#### [Requirements]
Write out each line from the data below that includes the word "中华显微外科杂志".

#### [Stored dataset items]
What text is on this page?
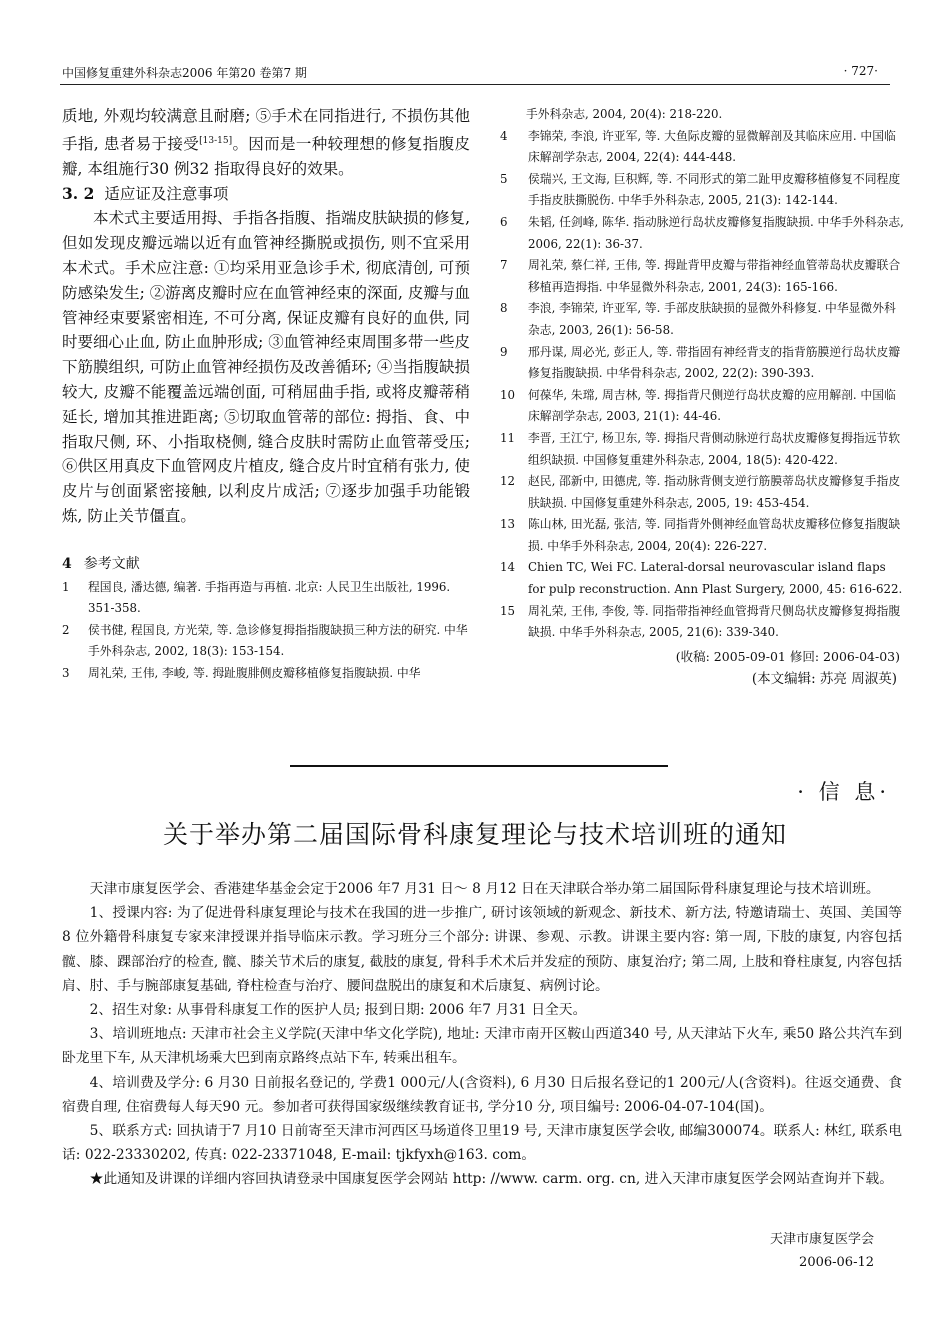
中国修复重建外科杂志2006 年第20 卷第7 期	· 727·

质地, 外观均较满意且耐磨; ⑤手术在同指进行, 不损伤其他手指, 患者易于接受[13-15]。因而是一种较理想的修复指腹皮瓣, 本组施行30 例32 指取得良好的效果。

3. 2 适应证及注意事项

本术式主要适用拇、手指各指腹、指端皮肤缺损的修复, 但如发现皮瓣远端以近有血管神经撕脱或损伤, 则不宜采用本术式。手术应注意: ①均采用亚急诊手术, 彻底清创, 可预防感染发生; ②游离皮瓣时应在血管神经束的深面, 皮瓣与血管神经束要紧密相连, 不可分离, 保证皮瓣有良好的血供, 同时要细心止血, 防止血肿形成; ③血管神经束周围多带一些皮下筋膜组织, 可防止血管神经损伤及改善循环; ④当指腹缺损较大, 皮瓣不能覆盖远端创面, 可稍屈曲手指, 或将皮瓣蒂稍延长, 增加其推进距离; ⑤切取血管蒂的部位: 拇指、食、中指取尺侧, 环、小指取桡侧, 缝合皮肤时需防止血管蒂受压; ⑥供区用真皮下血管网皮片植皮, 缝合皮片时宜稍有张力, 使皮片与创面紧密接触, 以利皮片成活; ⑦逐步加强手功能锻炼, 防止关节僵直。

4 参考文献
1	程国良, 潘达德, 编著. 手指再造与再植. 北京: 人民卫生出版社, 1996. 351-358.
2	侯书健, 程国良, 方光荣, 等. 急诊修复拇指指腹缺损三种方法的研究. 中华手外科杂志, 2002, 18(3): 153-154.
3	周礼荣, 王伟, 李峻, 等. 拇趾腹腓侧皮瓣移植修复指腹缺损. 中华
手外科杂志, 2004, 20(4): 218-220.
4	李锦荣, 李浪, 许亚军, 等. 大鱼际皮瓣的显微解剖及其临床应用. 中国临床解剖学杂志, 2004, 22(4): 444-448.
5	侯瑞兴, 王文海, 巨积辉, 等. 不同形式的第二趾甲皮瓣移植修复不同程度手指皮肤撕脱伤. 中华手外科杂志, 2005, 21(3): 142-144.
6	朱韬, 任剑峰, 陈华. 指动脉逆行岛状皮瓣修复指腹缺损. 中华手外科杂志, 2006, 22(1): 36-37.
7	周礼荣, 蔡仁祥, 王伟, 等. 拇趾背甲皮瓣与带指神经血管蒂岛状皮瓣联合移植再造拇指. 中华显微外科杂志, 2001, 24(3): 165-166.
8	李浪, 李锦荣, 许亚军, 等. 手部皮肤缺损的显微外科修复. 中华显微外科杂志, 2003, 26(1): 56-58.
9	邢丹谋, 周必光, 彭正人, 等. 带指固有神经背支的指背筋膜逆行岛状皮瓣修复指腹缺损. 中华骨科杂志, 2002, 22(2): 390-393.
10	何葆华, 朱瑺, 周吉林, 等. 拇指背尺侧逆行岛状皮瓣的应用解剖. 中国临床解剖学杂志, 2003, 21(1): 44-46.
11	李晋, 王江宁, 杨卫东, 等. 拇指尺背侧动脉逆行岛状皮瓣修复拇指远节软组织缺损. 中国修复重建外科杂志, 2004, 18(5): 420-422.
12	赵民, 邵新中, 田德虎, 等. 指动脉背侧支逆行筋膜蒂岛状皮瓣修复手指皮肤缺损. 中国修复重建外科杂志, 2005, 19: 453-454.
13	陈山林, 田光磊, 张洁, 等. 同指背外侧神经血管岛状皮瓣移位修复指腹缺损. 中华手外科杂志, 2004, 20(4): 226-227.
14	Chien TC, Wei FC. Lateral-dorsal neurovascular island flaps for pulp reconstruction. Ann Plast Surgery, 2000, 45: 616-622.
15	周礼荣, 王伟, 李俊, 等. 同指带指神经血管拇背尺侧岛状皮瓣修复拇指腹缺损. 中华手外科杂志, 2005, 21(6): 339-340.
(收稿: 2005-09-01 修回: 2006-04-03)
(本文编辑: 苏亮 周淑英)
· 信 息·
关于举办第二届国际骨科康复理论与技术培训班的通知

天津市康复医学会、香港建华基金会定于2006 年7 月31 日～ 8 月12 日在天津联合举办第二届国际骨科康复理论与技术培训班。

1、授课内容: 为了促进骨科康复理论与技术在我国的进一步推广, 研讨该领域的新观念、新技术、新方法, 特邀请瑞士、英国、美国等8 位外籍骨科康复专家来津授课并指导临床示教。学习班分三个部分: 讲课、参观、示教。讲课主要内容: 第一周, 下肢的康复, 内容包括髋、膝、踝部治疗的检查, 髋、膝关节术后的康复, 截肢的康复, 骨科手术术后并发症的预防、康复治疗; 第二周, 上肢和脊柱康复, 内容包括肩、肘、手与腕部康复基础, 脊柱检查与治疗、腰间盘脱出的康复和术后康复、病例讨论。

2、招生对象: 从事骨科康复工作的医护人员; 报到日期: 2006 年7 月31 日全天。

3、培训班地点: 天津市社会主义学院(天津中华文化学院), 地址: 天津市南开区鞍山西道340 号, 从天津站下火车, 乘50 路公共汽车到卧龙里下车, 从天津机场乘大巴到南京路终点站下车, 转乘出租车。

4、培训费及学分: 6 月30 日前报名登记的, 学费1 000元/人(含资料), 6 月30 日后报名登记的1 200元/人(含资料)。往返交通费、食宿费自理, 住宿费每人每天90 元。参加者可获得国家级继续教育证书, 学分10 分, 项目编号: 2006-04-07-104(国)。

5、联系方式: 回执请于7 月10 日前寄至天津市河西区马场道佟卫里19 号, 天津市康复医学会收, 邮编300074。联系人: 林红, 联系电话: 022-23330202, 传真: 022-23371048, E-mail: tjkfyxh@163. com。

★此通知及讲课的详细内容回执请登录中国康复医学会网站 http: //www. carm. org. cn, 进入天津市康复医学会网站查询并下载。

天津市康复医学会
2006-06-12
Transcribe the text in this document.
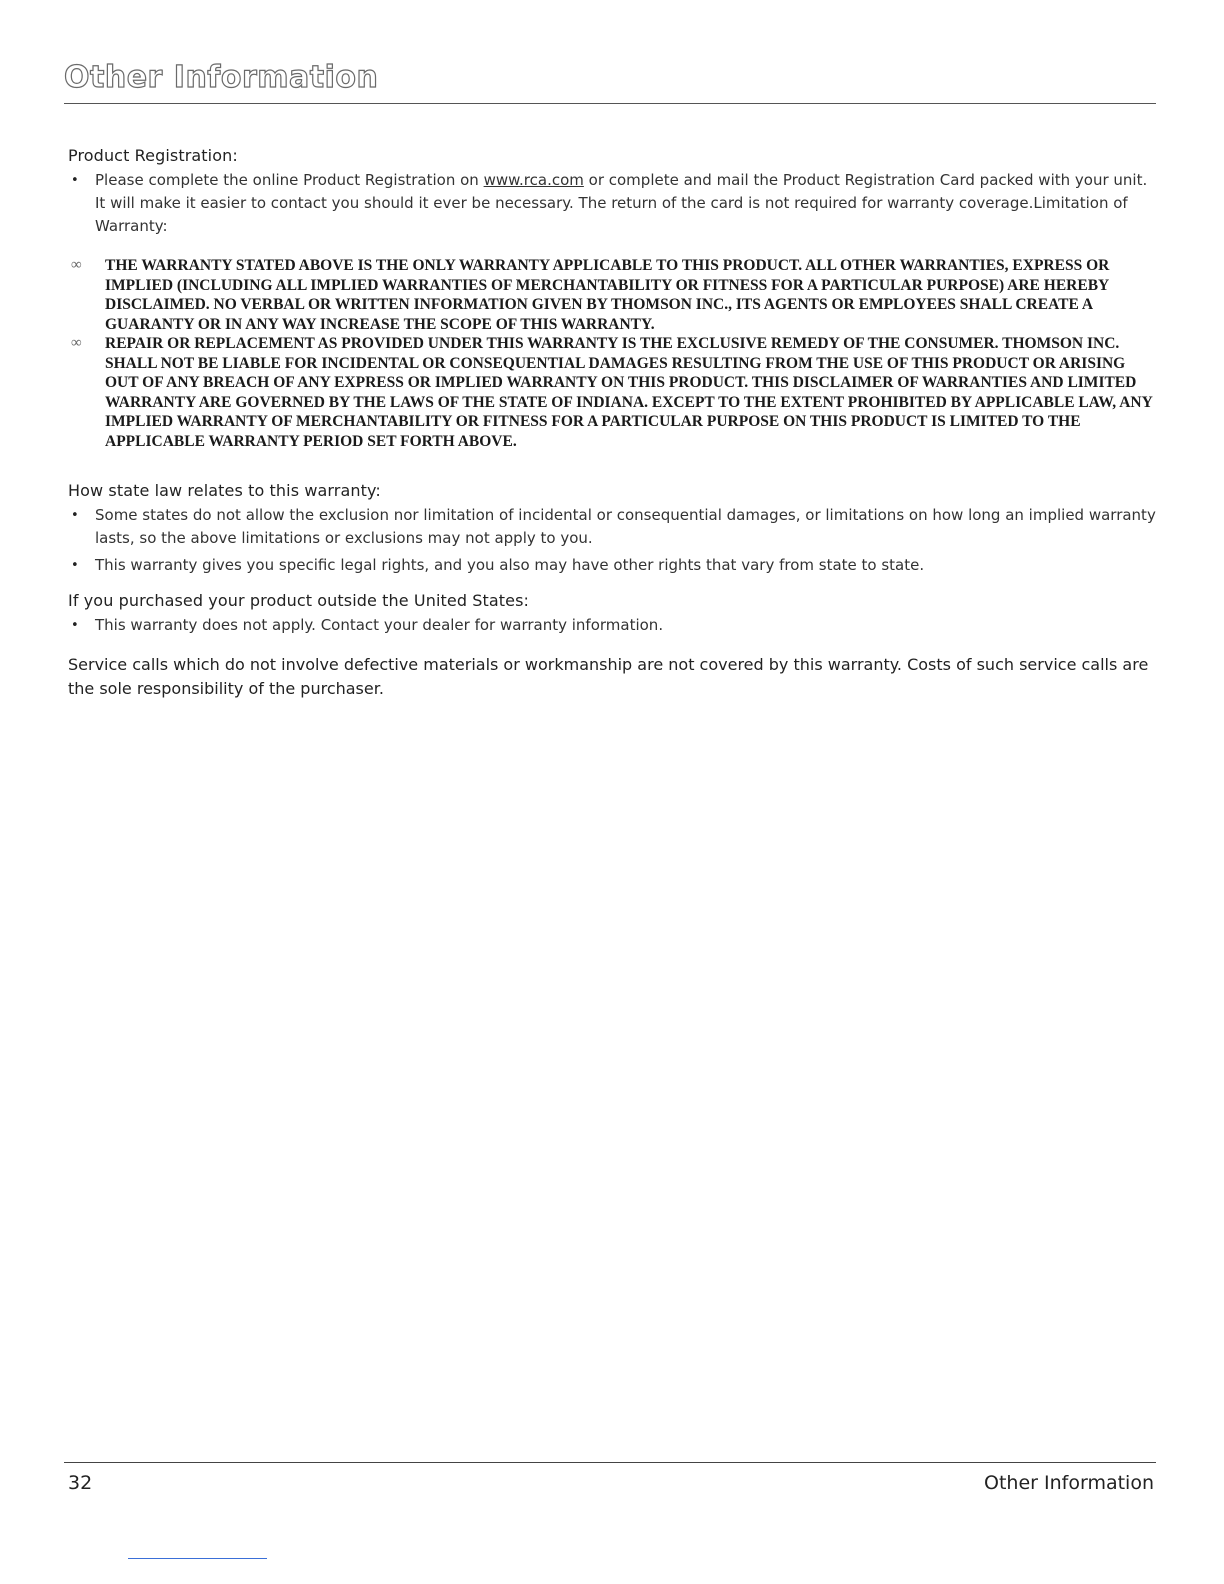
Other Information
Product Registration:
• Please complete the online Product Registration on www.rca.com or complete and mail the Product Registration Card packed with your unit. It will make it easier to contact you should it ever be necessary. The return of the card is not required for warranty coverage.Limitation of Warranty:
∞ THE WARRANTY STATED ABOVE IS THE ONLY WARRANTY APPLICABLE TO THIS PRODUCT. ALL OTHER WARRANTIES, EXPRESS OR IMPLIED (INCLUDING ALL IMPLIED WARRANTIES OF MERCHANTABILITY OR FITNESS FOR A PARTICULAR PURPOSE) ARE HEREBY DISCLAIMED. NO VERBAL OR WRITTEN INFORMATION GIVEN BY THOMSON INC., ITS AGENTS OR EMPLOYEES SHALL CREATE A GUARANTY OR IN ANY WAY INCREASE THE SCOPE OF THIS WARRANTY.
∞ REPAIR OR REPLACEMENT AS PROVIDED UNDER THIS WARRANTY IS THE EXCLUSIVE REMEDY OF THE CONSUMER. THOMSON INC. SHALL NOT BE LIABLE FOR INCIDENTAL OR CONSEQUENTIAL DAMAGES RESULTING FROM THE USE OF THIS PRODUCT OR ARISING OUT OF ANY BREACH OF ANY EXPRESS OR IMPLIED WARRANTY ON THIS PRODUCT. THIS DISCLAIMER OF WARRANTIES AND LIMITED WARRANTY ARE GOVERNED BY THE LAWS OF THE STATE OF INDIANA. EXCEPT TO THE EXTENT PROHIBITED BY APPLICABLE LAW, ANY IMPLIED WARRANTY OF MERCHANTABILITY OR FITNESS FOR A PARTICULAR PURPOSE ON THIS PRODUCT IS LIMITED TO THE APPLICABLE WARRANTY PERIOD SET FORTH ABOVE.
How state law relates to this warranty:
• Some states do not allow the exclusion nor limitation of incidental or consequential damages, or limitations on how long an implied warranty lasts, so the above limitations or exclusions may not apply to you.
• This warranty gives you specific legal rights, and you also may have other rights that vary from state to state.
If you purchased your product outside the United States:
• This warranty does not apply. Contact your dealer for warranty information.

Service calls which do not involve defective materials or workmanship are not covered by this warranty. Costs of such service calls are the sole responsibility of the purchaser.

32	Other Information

#### [Exercise output]
7	周礼荣, 蔡仁祥, 王伟, 等. 拇趾背甲皮瓣与带指神经血管蒂岛状皮瓣联合移植再造拇指. 中华显微外科杂志, 2001, 24(3): 165-166.
8	李浪, 李锦荣, 许亚军, 等. 手部皮肤缺损的显微外科修复. 中华显微外科杂志, 2003, 26(1): 56-58.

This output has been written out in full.